◆ **Set task**:
Set down each entry exactly as given; pictures should not appear in the copy.

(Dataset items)
◇ ◇ ◇ ◇ ◇ ◇ ◇

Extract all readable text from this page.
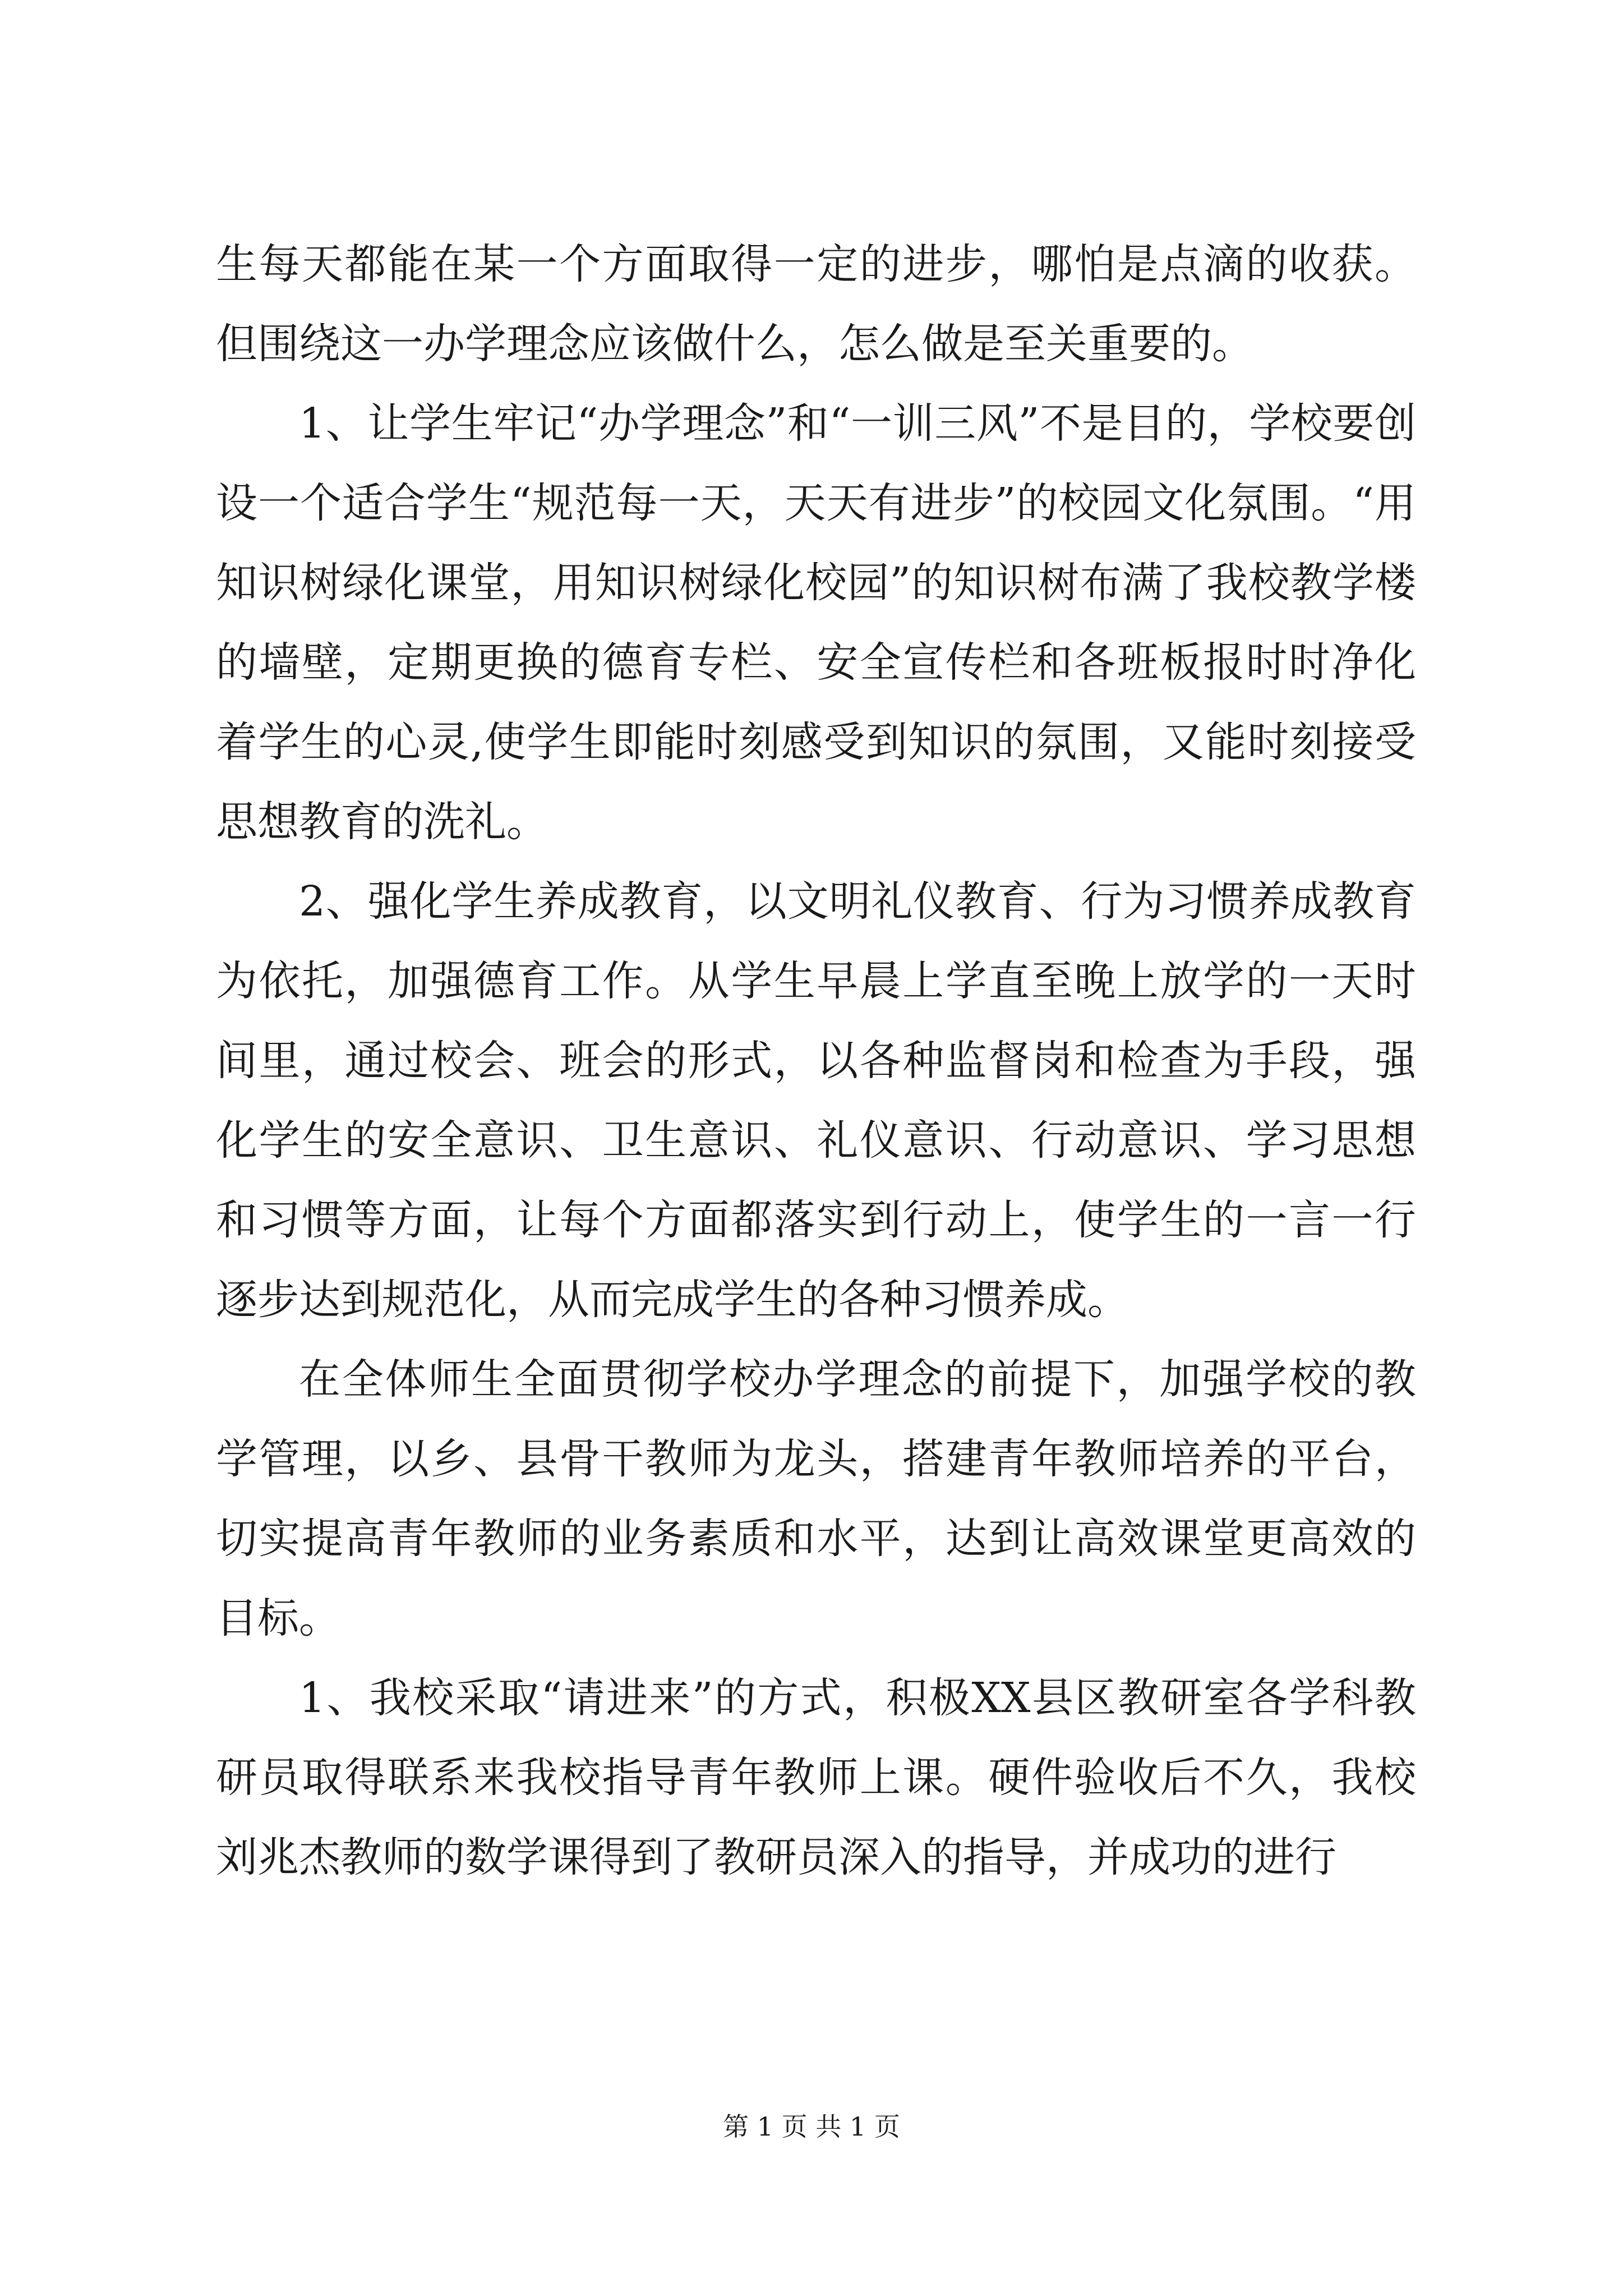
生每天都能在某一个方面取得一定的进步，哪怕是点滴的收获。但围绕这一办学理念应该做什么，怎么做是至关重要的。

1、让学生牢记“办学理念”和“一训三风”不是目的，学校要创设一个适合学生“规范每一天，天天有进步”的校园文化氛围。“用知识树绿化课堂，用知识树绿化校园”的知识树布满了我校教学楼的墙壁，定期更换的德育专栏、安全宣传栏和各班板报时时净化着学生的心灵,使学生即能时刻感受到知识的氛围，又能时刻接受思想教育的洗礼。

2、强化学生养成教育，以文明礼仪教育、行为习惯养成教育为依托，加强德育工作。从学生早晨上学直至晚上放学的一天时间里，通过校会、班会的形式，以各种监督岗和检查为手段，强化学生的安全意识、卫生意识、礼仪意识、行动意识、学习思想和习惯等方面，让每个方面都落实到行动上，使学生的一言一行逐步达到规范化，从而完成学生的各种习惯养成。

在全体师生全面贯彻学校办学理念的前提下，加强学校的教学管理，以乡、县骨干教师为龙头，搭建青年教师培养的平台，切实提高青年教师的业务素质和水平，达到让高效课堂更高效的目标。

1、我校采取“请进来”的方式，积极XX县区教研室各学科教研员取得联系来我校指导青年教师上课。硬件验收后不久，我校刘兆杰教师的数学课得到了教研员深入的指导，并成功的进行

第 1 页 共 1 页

◇ ◇ ◇ ◇ ◇ ◇ ◇

◆ **The reply**:
Extract all readable text from this page.
生每天都能在某一个方面取得一定的进步，哪怕是点滴的收获。但围绕这一办学理念应该做什么，怎么做是至关重要的。

1、让学生牢记“办学理念”和“一训三风”不是目的，学校要创设一个适合学生“规范每一天，天天有进步”的校园文化氛围。“用知识树绿化课堂，用知识树绿化校园”的知识树布满了我校教学楼的墙壁，定期更换的德育专栏、安全宣传栏和各班板报时时净化着学生的心灵,使学生即能时刻感受到知识的氛围，又能时刻接受思想教育的洗礼。

2、强化学生养成教育，以文明礼仪教育、行为习惯养成教育为依托，加强德育工作。从学生早晨上学直至晚上放学的一天时间里，通过校会、班会的形式，以各种监督岗和检查为手段，强化学生的安全意识、卫生意识、礼仪意识、行动意识、学习思想和习惯等方面，让每个方面都落实到行动上，使学生的一言一行逐步达到规范化，从而完成学生的各种习惯养成。

在全体师生全面贯彻学校办学理念的前提下，加强学校的教学管理，以乡、县骨干教师为龙头，搭建青年教师培养的平台，切实提高青年教师的业务素质和水平，达到让高效课堂更高效的目标。

1、我校采取“请进来”的方式，积极XX县区教研室各学科教研员取得联系来我校指导青年教师上课。硬件验收后不久，我校刘兆杰教师的数学课得到了教研员深入的指导，并成功的进行

第 1 页 共 1 页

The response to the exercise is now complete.